[THE REQUEST]
Transcribe all of the material exactly, except for its pictures.

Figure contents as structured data
>>>>
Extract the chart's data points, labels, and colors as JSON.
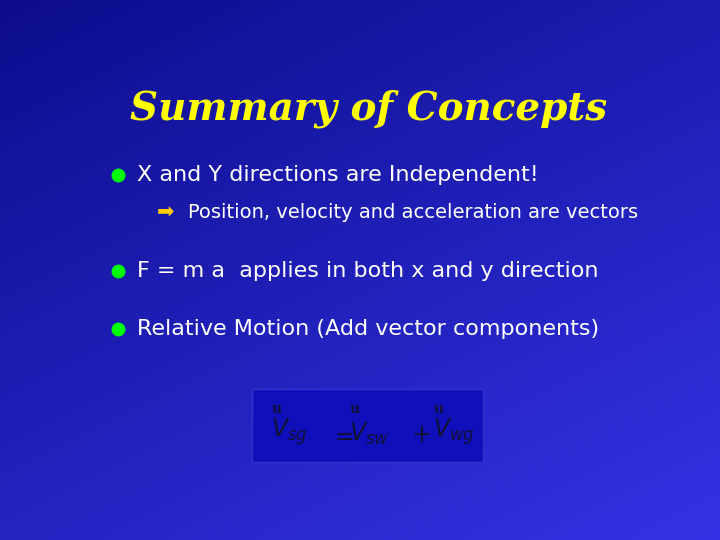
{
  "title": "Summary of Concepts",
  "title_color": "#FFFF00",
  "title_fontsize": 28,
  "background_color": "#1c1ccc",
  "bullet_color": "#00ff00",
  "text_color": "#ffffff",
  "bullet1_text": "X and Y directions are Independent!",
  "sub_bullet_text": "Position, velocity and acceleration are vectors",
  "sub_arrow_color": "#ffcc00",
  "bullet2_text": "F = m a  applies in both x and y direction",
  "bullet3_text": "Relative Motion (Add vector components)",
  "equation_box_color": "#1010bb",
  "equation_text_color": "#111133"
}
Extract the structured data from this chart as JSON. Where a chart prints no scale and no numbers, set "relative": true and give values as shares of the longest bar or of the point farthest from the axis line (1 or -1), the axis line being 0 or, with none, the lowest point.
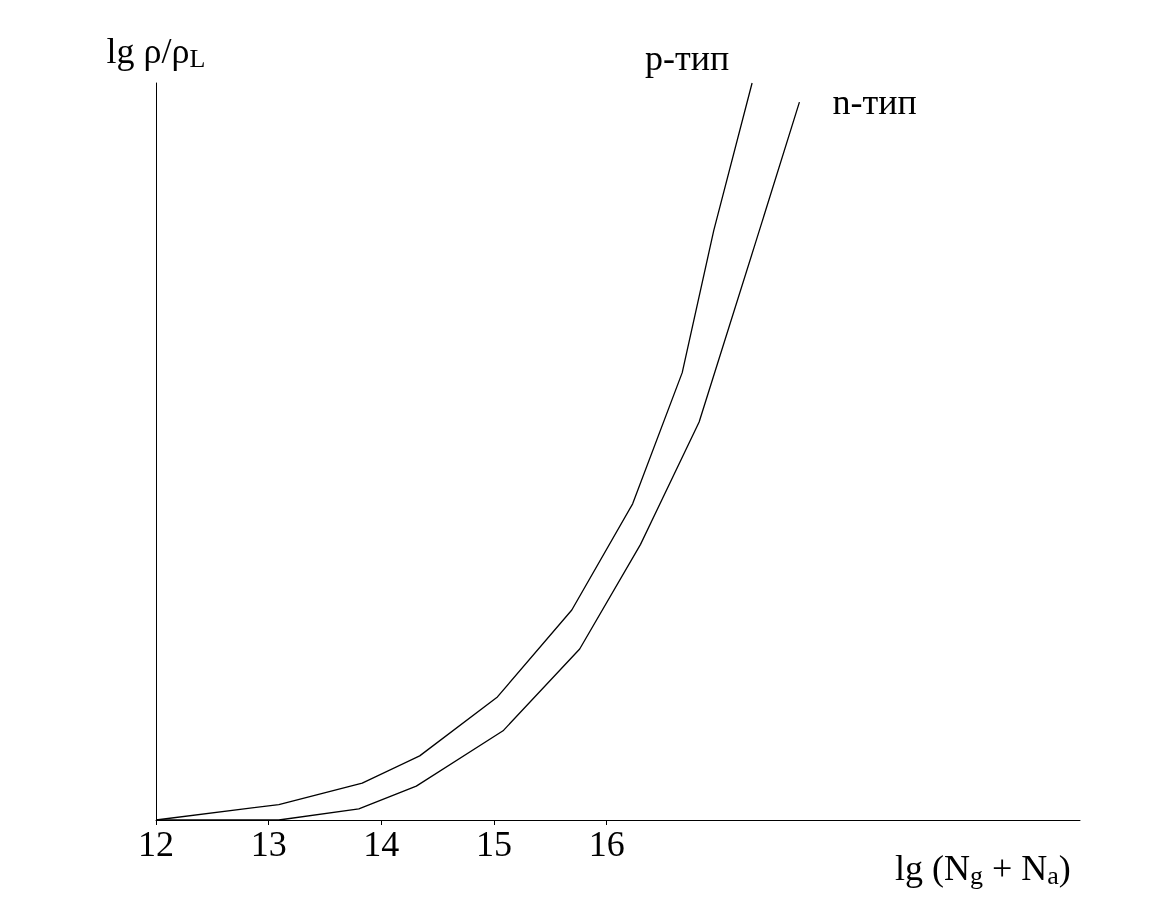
<<<<
[TASK RESPONSE]
Extract the chart's data points, labels, and colors as JSON.
{
  "title": "Summary of Concepts",
  "title_color": "#FFFF00",
  "title_fontsize": 28,
  "background_color": "#1c1ccc",
  "bullet_color": "#00ff00",
  "text_color": "#ffffff",
  "bullet1_text": "X and Y directions are Independent!",
  "sub_bullet_text": "Position, velocity and acceleration are vectors",
  "sub_arrow_color": "#ffcc00",
  "bullet2_text": "F = m a  applies in both x and y direction",
  "bullet3_text": "Relative Motion (Add vector components)",
  "equation_box_color": "#1010bb",
  "equation_text_color": "#111133"
}
Extract the structured data from this chart as JSON. Where a chart prints no scale and no numbers, set "relative": true and give values as shares of the longest bar or of the point farthest from the axis line (1 or -1), the axis line being 0 or, with none, the lowest point.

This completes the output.